* Quoted text:
This flag lets you append a single extra argument to the linker invocation.

"Append" is significant; you can pass this flag multiple times to add multiple arguments.

On Unix-like targets that use `cc` as the linker driver, use `-Clink-arg=-Wl,$ARG` to pass an argument to the actual linker.

## link-args

This flag lets you append multiple extra arguments to the linker invocation. The
options should be separated by spaces.

## link-dead-code

Tries to generate and link dead code that would otherwise not be generated or
linked. It takes one of the following values:

* `y`, `yes`, `on`, `true` or no value: try to keep dead code.
* `n`, `no`, `off` or `false`: remove dead code (the default).

This flag was historically used to help improve some older forms of code
coverage measurement. Its use is not recommended.

## link-self-contained

This flag controls whether the linker will use libraries and objects shipped with Rust instead of
those in the system.  It also controls which binary is used for the linker itself. This allows
overriding cases when detection fails or the user wants to use shipped libraries.

You can enable or disable the usage of any self-contained components using one of the following values:

* no value: rustc will use heuristic to disable self-contained mode if system has necessary tools.
* `y`, `yes`, `on`, `true`: use only libraries/objects shipped with Rust.
* `n`, `no`, `off` or `false`: rely on the user or the linker to provide non-Rust libraries/objects.

It is also possible to enable or disable specific self-contained components in a more granular way.
You can pass a comma-separated list of self-contained components, individually enabled
(`+component`) or disabled (`-component`).

* Dataset records:
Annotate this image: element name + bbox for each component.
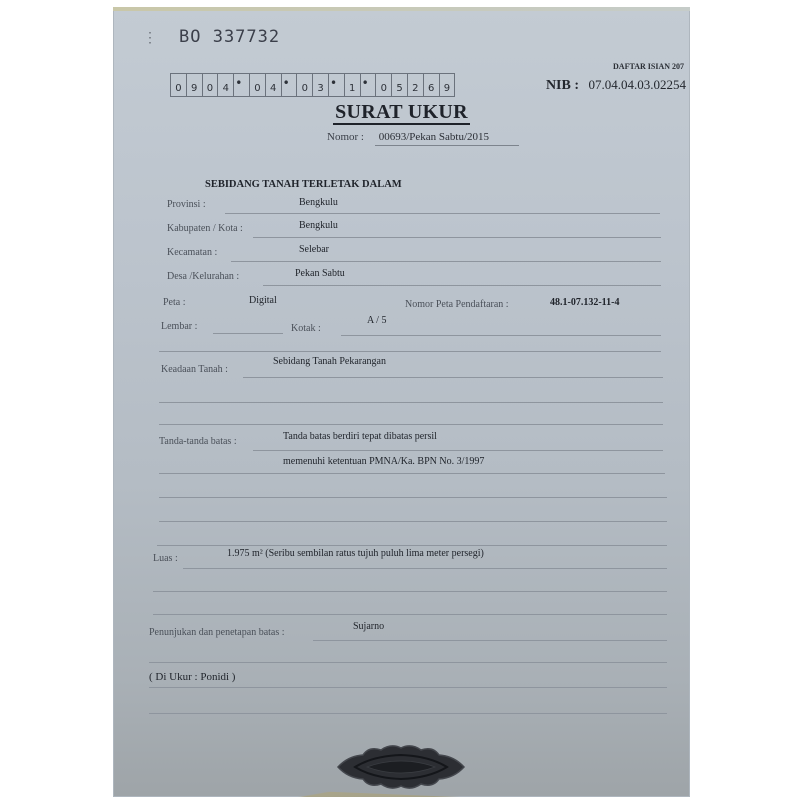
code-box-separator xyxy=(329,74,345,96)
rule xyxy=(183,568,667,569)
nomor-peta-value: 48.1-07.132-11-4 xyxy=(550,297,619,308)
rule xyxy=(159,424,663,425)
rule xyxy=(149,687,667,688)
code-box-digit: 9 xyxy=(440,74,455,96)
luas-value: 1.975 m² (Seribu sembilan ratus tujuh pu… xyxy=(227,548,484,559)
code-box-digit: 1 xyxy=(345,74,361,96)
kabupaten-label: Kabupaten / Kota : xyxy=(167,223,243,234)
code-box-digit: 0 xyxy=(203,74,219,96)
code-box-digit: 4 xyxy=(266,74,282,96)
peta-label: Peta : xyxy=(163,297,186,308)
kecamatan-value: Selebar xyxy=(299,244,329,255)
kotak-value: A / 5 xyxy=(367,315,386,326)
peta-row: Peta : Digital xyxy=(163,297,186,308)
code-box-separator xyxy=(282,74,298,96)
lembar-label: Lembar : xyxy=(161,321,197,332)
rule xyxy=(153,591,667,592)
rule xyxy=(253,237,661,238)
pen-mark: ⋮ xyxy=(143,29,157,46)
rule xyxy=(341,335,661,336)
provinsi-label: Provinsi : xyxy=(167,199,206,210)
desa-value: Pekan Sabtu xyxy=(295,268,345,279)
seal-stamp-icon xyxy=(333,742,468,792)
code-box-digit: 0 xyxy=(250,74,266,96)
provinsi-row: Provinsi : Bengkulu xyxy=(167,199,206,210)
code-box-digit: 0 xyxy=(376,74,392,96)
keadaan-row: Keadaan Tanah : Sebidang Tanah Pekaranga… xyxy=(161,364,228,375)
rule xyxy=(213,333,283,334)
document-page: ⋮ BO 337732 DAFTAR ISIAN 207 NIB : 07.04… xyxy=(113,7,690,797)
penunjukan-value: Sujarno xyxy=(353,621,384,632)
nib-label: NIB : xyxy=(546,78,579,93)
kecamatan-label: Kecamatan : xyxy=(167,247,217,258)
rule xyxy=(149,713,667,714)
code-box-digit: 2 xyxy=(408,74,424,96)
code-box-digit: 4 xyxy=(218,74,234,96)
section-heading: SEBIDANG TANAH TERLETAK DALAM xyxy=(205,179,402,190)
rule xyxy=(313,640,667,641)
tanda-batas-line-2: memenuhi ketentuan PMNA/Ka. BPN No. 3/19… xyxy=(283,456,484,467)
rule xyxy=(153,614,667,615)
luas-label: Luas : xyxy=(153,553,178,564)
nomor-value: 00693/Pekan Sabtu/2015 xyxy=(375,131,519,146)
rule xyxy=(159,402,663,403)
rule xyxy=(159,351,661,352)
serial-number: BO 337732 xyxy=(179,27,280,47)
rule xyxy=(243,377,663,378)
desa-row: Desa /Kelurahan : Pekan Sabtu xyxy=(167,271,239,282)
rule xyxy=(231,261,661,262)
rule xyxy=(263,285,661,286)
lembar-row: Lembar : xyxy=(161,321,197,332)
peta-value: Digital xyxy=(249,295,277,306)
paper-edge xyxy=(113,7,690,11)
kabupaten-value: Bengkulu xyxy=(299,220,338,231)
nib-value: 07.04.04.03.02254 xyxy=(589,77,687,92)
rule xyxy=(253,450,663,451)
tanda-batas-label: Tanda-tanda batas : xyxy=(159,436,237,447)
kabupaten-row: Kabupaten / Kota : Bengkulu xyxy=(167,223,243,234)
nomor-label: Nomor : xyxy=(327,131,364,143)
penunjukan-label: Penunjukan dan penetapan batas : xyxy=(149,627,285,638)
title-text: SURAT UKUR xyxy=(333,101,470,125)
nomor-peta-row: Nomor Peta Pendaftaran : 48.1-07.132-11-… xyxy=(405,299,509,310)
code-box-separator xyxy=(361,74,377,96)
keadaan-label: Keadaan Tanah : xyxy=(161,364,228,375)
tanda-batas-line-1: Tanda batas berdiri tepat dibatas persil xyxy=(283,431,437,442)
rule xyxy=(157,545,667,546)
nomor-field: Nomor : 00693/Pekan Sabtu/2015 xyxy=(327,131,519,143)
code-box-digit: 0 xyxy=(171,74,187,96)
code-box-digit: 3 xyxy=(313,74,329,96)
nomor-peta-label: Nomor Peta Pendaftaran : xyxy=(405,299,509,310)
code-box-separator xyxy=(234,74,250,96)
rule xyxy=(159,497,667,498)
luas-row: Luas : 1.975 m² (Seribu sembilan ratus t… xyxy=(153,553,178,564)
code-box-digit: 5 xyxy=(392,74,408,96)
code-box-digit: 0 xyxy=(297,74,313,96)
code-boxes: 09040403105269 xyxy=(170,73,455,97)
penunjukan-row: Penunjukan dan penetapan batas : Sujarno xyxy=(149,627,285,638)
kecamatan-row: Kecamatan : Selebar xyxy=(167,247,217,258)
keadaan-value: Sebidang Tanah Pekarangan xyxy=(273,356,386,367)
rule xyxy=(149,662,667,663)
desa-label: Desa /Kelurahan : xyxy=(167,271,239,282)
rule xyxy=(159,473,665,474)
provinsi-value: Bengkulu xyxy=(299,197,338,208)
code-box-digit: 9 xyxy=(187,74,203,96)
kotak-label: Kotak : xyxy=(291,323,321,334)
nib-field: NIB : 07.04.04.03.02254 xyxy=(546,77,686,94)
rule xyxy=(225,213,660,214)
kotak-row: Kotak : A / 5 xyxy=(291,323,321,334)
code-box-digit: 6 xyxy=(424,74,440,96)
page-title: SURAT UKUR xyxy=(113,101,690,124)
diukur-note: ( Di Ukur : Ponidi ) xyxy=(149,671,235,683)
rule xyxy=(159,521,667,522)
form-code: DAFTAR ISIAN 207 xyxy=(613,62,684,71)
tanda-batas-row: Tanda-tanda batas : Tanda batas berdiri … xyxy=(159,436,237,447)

* * *

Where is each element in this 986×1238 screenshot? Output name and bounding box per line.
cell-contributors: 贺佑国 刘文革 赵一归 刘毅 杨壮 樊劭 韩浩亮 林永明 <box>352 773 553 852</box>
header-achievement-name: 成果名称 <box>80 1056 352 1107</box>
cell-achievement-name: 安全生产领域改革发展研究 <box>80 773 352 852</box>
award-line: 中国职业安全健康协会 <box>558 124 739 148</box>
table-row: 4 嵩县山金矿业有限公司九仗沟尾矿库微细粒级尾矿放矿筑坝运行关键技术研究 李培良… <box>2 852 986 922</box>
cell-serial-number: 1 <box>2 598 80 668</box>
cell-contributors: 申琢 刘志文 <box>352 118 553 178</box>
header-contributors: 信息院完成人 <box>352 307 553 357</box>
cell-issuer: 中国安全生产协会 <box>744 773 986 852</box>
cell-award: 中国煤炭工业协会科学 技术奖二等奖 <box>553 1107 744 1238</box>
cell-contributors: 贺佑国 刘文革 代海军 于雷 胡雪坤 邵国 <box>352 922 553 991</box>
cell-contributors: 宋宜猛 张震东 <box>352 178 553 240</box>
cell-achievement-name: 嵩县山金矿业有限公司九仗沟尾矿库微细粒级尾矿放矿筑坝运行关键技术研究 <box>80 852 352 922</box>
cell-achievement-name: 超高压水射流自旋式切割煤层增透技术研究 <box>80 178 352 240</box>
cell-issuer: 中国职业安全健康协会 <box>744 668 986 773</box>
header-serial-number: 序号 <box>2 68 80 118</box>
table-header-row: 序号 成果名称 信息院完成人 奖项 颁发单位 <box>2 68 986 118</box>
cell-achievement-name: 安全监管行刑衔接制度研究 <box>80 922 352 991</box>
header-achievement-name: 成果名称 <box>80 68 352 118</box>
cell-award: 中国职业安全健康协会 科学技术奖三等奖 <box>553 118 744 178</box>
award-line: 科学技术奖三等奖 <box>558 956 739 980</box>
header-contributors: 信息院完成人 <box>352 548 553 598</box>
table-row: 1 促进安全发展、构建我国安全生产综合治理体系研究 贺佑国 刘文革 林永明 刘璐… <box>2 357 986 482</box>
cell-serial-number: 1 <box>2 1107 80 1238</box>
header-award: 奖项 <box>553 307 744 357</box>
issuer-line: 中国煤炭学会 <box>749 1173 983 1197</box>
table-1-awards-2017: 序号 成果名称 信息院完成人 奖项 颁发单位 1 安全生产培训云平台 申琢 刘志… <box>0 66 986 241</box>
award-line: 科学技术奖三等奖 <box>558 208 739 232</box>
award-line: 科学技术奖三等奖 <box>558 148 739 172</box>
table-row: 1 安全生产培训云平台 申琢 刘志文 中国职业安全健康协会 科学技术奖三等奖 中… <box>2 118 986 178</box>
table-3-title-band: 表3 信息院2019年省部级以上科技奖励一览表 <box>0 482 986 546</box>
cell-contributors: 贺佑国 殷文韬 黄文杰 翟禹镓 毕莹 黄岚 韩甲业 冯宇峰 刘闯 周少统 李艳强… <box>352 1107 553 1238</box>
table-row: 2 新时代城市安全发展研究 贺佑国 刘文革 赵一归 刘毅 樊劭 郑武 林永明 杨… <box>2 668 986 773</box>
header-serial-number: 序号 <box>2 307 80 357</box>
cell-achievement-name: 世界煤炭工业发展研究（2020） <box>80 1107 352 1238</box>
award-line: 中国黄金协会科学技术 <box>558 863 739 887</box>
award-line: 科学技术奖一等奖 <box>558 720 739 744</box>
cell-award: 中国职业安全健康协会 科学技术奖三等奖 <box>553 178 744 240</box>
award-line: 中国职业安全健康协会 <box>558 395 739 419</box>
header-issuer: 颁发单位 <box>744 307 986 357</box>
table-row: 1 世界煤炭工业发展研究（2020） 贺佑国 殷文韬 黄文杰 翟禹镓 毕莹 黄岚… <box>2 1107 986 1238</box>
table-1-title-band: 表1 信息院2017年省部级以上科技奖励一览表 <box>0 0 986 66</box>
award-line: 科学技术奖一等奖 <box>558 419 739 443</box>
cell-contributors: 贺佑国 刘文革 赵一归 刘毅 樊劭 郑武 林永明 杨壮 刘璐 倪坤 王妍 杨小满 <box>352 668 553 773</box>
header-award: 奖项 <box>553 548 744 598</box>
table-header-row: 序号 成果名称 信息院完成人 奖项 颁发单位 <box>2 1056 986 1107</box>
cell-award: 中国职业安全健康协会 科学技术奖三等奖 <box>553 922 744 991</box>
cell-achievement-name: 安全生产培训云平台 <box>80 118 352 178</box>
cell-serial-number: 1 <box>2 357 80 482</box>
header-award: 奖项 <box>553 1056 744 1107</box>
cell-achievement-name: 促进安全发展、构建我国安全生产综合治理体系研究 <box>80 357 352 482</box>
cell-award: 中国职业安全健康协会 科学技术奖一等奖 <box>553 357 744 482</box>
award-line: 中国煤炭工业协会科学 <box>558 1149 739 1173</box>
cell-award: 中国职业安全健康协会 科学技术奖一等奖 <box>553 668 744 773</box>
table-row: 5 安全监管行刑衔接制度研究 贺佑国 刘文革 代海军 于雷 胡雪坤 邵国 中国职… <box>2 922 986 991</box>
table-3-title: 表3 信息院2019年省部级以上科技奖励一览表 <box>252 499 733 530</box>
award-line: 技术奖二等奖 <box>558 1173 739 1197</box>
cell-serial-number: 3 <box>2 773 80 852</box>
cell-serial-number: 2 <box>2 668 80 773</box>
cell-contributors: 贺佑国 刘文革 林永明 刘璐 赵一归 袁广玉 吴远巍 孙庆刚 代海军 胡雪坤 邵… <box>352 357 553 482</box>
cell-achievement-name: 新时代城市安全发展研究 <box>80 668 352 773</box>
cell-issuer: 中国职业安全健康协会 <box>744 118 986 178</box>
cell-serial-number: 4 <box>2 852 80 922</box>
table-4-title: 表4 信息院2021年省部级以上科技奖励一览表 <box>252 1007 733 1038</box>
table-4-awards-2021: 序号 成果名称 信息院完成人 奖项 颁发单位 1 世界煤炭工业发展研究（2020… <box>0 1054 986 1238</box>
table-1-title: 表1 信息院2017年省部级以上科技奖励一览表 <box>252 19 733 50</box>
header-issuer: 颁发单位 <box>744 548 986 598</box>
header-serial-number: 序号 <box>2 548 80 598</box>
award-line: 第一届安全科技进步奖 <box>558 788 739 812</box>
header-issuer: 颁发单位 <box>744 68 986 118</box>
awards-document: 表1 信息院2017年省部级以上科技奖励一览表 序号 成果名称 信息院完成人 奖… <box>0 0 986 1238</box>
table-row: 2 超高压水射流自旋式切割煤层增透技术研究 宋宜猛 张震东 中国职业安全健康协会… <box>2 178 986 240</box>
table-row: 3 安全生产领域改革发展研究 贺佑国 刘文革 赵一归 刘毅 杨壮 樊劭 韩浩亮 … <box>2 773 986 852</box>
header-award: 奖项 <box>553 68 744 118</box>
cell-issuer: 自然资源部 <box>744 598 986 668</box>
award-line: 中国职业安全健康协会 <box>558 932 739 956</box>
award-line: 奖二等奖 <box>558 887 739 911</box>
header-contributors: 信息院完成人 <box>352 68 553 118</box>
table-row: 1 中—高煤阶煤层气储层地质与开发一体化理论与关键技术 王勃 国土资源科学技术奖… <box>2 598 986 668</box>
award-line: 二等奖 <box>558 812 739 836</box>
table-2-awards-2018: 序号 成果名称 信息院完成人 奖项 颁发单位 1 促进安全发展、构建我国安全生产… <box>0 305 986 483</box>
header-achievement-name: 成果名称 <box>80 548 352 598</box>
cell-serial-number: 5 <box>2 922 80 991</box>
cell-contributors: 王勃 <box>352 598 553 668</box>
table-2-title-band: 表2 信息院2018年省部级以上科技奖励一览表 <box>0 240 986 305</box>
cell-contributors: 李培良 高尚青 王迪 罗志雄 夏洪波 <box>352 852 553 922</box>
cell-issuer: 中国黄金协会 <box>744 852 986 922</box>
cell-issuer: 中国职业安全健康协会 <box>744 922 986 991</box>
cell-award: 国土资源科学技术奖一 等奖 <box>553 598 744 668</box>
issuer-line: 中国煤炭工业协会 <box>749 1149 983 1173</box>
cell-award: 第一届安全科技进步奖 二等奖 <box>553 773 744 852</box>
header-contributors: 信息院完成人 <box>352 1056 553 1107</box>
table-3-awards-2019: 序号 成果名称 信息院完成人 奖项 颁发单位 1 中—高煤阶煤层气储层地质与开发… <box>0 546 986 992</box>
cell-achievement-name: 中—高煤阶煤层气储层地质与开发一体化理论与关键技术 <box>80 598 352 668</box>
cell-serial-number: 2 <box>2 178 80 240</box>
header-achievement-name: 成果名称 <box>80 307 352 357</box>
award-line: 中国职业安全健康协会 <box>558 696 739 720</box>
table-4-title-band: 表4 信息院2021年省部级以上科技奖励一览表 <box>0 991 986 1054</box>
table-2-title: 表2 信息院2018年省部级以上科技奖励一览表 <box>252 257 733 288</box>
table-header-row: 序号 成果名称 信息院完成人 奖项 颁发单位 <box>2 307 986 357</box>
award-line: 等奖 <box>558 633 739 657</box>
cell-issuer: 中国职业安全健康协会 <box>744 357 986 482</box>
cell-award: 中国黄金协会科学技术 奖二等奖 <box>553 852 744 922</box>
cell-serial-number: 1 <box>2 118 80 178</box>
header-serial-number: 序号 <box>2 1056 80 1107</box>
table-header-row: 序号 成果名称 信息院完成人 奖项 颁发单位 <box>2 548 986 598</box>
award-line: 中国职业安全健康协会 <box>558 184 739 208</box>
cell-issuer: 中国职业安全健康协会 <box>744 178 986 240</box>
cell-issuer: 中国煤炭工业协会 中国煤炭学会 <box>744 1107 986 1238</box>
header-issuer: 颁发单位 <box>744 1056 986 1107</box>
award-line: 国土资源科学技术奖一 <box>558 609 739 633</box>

---

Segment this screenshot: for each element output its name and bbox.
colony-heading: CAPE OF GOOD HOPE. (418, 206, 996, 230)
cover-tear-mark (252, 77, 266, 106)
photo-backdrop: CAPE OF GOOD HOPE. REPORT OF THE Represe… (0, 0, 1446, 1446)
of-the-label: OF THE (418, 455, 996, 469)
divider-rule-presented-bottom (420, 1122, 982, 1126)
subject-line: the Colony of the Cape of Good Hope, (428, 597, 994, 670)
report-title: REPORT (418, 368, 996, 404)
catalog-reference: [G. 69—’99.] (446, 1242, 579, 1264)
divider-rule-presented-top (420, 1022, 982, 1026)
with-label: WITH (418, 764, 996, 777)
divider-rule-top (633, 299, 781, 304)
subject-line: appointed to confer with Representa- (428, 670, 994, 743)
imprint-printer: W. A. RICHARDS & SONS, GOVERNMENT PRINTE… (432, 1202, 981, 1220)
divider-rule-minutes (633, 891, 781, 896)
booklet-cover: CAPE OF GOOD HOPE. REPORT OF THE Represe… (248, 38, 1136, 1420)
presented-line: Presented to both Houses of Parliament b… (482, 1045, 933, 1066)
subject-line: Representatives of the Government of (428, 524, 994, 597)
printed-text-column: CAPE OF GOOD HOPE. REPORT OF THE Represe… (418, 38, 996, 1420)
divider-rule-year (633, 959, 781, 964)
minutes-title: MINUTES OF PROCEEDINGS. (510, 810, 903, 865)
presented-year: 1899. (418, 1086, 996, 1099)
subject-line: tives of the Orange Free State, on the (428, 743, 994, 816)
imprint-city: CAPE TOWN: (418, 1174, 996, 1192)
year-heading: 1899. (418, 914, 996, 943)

* Exercise requirements: Continue the passage on rustc linker options from the point where it stops.

* Written answer:
Currently, only the `linker` granular option is stabilized, and only on the `x86_64-unknown-linux-gnu` target:
- `linker`: toggle the usage of self-contained linker binaries (linker, dlltool, and their necessary libraries)

Note that only the `-linker` opt-out is stable on the `x86_64-unknown-linux-gnu` target: `+linker` is
already the default on this target.

#### Implementation notes

On the `x86_64-unknown-linux-gnu` target, when using the default linker flavor (using `cc` as the
linker driver) and linker features (to try using `lld`), `rustc` will try to use the self-contained
linker by passing a `-B /path/to/sysroot/` link argument to the driver to find `rust-lld` in the
sysroot. For backwards-compatibility, and to limit name and `PATH` collisions, this is done using a
shim executable (the `lld-wrapper` tool) that forwards execution to the `rust-lld` executable itself.

## linker

This flag controls which linker `rustc` invokes to link your code. It takes a
path to the linker executable. If this flag is not specified, the linker will
be inferred based on the target. See also the [linker-flavor](#linker-flavor)
flag for another way to specify the linker.

Note that on Unix-like targets (for example, `*-unknown-linux-gnu` or `*-unknown-freebsd`)
the C compiler (for example `cc` or `clang`) is used as the "linker" here, serving as a linker driver.
It will invoke the actual linker with all the necessary flags to be able to link against the system libraries like libc.

## linker-features

The `-Clinker-features` flag allows enabling or disabling specific features used during linking.

These feature flags are a flexible extension mechanism that is complementary to linker flavors,
designed to avoid the combinatorial explosion of having to create a new set of flavors for each
linker feature we'd want to use.

The flag accepts a comma-separated list of features, individually enabled (`+feature`) or disabled
(`-feature`).

Currently only one is stable, and only on the `x86_64-unknown-linux-gnu` target:
- `lld`: to toggle trying to use the lld linker, either the system-installed binary, or the self-contained
  `rust-lld` linker (via the [`-Clink-self-contained=+linker`](#link-self-contained) flag).

For example, use:
- `-Clinker-features=+lld` to opt into using the `lld` linker, when possible (see the Implementation notes below)
- `-Clinker-features=-lld` to opt out instead, for targets where it is configured as the default linker

Note that only the `-lld` opt-out is stable on the `x86_64-unknown-linux-gnu` target: `+lld` is
already the default on this target.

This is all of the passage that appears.